- _Prompt_
Go through the data below. Pull out every line that has the word "universo".

- _Input records_

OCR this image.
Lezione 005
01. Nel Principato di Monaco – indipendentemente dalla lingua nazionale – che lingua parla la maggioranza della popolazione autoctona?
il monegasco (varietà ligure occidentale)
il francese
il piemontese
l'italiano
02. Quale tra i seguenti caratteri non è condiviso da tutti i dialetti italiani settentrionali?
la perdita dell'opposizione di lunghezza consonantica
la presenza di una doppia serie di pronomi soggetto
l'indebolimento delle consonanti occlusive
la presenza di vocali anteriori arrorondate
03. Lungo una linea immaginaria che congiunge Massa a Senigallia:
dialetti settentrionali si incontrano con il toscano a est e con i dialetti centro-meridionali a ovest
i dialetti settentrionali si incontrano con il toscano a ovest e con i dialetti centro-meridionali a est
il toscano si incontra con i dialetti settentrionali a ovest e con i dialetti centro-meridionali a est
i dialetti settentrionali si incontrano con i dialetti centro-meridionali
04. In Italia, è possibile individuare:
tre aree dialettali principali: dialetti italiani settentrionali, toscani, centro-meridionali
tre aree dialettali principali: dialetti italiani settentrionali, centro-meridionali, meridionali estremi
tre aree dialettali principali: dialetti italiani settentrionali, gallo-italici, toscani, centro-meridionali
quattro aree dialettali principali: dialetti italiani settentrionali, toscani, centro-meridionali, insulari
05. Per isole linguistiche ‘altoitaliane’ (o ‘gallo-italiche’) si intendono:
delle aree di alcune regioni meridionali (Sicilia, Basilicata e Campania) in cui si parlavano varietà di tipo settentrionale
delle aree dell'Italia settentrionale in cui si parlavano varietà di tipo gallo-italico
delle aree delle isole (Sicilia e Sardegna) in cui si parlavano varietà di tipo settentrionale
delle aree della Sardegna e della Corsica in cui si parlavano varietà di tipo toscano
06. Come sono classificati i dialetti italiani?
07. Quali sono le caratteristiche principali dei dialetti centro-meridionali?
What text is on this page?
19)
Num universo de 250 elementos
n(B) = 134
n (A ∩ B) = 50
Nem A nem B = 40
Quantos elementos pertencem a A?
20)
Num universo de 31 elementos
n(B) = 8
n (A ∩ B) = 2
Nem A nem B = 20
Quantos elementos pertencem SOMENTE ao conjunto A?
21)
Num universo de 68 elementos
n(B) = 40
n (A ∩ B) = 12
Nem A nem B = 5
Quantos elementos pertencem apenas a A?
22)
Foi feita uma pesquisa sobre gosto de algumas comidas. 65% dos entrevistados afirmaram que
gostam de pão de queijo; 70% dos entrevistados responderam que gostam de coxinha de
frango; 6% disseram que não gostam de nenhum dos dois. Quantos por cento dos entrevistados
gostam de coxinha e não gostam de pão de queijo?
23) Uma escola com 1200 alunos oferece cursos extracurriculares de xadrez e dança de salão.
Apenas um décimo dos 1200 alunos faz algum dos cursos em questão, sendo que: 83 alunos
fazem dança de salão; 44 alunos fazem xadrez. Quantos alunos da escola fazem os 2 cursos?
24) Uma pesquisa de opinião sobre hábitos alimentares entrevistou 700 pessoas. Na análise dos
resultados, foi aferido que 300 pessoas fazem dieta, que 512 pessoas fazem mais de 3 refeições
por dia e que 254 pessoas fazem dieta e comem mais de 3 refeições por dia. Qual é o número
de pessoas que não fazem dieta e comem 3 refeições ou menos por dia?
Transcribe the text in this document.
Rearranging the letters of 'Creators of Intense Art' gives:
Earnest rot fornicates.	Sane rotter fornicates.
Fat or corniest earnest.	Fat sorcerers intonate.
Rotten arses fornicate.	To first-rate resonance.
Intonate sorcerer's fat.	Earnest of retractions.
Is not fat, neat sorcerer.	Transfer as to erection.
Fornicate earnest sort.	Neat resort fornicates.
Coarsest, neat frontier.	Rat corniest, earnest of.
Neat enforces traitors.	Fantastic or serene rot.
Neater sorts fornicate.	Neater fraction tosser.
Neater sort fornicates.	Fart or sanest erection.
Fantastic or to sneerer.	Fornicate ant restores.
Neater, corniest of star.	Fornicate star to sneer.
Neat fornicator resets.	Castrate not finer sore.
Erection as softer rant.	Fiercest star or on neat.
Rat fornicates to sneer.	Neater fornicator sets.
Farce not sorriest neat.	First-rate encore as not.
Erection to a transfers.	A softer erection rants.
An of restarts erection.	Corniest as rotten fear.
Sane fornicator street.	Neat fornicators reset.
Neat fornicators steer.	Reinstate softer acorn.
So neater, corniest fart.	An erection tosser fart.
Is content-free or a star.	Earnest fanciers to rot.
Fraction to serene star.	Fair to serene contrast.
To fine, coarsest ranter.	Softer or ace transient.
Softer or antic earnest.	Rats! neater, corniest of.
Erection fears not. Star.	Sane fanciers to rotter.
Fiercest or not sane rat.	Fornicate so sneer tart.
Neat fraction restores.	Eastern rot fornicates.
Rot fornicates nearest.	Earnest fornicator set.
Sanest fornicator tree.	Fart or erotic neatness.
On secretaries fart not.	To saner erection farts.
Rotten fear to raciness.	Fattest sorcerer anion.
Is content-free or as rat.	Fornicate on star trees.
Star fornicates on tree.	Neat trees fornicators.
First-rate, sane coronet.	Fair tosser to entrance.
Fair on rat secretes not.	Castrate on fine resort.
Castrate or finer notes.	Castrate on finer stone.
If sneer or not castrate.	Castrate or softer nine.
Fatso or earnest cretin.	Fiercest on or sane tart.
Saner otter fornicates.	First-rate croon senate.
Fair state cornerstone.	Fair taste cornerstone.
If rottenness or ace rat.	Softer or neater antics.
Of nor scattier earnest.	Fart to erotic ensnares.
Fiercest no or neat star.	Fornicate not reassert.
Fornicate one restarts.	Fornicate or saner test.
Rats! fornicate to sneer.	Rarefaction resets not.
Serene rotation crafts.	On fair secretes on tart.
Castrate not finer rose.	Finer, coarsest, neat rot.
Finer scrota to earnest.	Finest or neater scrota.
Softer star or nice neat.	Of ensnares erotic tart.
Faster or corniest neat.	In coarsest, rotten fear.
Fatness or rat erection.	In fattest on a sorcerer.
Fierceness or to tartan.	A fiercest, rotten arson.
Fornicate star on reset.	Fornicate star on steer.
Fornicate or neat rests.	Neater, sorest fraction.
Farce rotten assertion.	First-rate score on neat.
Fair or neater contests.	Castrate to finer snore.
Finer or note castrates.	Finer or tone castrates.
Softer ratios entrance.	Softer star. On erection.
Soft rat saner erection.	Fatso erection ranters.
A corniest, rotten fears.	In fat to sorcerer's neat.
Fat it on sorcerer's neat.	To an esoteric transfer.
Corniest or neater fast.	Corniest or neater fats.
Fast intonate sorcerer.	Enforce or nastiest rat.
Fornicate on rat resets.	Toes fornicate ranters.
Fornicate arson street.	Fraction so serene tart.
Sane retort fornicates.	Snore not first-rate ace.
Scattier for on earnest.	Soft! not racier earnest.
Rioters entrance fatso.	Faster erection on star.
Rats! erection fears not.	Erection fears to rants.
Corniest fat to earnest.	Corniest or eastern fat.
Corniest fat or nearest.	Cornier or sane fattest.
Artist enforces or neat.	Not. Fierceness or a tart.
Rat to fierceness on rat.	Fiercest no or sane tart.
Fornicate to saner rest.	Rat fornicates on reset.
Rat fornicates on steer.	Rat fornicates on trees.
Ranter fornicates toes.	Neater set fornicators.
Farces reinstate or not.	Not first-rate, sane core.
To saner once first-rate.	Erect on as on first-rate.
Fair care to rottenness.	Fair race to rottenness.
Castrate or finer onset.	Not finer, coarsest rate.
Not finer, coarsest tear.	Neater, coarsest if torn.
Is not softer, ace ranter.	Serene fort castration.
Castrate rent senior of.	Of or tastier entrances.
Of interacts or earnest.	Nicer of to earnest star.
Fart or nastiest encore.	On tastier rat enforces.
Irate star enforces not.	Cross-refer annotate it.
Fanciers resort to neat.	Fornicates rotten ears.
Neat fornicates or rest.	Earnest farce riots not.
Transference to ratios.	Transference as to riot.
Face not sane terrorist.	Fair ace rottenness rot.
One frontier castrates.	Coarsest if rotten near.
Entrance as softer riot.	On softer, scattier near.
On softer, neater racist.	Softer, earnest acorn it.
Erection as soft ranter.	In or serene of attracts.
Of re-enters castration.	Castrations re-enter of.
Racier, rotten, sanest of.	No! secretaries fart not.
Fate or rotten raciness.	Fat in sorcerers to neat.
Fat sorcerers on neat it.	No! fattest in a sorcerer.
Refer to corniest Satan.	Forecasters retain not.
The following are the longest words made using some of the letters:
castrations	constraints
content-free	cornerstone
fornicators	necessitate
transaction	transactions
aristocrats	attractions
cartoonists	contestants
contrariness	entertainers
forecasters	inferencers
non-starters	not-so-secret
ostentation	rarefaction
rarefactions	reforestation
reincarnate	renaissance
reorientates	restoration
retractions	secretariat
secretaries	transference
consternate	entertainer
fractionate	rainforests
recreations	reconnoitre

- _Written solution_
Num universo de 250 elementos
Num universo de 31 elementos
Num universo de 68 elementos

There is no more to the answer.